### [YOUR OBJECTIVE]
Go through the material and pull out every line with the string "will" in it.

### [SUPPLIED RECORDS]

····················

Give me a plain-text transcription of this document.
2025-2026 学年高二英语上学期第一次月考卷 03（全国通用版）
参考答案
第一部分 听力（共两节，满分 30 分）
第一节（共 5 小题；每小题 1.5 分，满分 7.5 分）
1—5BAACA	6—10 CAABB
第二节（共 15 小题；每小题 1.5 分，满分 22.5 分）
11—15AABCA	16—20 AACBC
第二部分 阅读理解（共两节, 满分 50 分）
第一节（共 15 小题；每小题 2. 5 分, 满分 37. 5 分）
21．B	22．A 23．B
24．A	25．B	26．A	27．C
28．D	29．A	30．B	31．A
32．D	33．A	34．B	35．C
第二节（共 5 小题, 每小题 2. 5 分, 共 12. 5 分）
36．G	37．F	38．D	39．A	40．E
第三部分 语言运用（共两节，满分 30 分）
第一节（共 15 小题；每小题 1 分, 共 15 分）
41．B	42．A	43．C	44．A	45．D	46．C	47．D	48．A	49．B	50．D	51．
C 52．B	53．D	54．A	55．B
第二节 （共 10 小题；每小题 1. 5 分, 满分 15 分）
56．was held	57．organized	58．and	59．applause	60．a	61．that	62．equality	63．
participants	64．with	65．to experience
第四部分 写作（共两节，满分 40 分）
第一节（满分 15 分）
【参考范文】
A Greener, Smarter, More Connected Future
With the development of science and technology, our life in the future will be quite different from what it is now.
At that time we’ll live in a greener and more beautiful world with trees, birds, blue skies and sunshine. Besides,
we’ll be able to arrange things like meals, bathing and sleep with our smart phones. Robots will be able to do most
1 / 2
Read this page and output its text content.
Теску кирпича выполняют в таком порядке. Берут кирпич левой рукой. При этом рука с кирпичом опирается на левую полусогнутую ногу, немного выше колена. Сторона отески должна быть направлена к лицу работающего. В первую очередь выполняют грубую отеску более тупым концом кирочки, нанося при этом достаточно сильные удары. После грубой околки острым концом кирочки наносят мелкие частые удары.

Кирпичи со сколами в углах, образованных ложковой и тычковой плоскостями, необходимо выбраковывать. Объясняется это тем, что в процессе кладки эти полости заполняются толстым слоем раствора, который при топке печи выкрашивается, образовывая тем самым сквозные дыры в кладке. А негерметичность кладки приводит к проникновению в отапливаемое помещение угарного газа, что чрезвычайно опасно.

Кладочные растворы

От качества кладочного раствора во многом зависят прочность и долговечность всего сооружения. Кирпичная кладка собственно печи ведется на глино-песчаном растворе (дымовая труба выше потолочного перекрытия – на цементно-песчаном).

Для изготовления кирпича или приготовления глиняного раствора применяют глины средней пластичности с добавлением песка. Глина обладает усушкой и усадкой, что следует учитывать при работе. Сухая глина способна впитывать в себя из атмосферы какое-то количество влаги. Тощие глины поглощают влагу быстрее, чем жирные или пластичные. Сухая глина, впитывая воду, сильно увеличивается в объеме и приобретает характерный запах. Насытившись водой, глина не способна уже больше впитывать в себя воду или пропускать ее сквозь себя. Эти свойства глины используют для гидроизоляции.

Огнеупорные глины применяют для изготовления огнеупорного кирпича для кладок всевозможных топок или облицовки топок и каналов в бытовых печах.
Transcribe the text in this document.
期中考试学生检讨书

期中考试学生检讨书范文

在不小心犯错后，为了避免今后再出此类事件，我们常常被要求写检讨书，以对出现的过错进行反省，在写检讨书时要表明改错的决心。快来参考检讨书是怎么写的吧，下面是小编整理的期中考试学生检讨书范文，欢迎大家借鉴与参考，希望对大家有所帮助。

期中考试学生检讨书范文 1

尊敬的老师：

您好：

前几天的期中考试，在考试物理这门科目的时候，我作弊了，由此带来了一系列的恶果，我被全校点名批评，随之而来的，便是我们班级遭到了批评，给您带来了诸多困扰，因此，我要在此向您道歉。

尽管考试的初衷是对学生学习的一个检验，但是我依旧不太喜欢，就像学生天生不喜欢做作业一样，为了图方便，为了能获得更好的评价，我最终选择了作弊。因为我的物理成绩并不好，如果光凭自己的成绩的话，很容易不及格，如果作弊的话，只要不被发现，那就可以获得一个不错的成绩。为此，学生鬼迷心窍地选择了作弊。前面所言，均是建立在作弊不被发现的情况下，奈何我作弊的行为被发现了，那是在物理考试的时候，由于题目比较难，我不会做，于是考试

····················

### [IN RESPONSE]
With the development of science and technology, our life in the future will be quite different from what it is now.
we’ll be able to arrange things like meals, bathing and sleep with our smart phones. Robots will be able to do most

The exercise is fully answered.